■ **REQUIRED TASK**:
Filter the listing and keep only the lines with the word "Waist".

■ **Dataset listings of figures**:
◇ ◇ ◇ ◇ ◇ ◇ ◇
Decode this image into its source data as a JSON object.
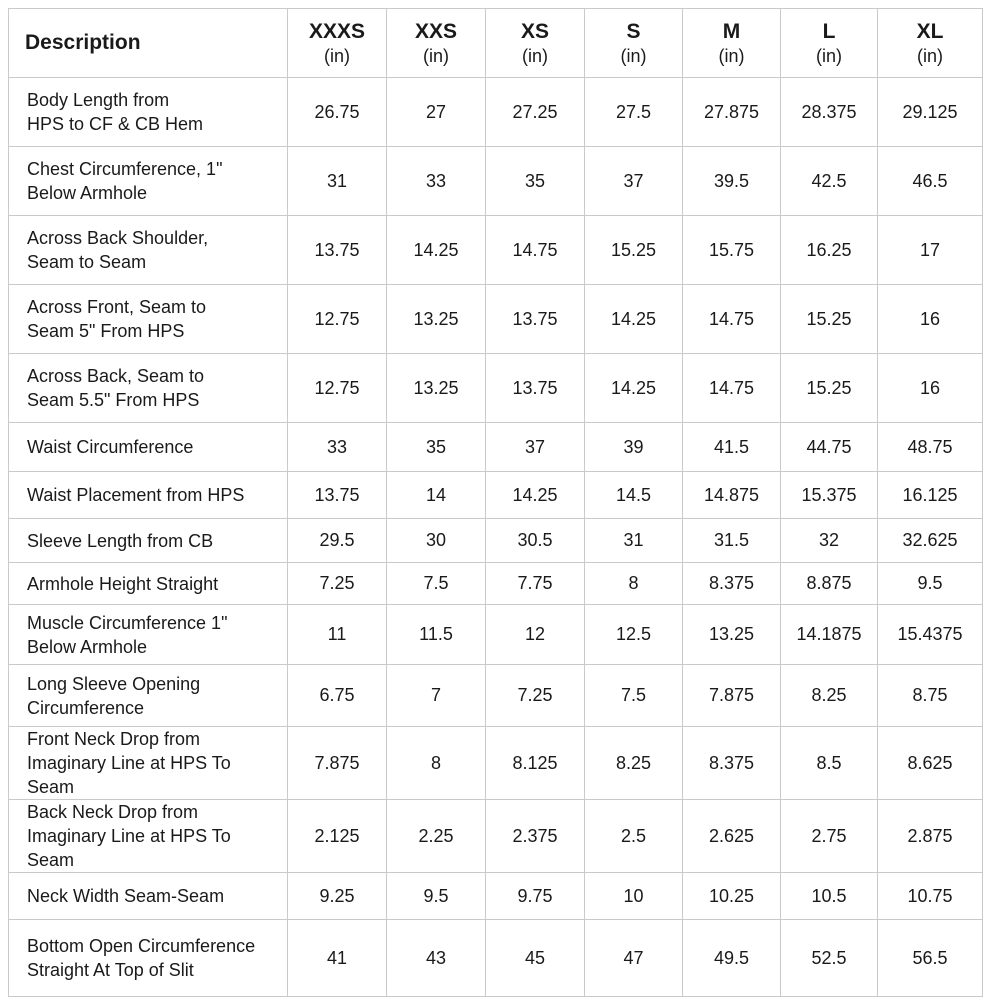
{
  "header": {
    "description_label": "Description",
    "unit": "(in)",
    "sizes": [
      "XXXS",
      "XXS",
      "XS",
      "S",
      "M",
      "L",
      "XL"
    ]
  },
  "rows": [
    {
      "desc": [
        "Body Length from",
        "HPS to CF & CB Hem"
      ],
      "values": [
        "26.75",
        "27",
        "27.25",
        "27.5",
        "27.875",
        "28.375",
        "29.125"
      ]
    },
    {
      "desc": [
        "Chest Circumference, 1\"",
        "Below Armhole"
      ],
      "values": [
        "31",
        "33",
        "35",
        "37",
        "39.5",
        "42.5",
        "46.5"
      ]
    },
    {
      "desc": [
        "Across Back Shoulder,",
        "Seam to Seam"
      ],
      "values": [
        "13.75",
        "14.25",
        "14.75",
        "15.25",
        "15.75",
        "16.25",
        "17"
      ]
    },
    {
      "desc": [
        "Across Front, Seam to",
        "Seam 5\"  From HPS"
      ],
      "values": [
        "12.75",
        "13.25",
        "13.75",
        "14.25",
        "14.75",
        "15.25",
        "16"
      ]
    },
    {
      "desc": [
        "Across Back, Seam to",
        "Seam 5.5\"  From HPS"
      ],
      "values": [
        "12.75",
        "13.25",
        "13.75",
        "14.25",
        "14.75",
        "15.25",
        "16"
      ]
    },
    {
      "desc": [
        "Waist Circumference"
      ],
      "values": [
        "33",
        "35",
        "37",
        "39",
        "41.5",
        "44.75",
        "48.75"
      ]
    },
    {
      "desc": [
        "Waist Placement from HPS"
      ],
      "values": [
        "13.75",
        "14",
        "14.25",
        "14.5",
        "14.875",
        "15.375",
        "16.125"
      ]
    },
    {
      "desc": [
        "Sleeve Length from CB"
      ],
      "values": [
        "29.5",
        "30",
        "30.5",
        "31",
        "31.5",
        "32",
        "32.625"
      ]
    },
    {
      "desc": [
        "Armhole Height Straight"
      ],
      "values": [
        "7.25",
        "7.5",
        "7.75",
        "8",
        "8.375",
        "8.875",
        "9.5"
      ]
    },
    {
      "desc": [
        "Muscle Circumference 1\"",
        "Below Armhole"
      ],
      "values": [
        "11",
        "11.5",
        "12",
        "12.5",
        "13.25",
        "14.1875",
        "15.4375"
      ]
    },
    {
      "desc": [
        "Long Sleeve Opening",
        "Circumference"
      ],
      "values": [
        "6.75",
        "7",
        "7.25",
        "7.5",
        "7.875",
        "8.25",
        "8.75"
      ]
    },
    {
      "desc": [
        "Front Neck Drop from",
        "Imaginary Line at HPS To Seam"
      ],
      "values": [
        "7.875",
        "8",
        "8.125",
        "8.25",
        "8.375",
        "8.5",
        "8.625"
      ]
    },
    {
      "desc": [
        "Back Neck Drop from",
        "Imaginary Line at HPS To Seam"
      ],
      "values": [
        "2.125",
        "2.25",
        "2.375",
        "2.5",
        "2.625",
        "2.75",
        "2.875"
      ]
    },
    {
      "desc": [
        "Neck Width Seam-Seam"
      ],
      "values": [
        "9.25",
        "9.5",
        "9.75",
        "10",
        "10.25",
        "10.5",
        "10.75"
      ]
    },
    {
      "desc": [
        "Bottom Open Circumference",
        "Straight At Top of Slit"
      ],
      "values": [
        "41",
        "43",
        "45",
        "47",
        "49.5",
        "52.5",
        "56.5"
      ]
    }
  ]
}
◇ ◇ ◇ ◇ ◇ ◇ ◇
■ **WRITTEN RESPONSE**:
        "Waist Circumference"
        "Waist Placement from HPS"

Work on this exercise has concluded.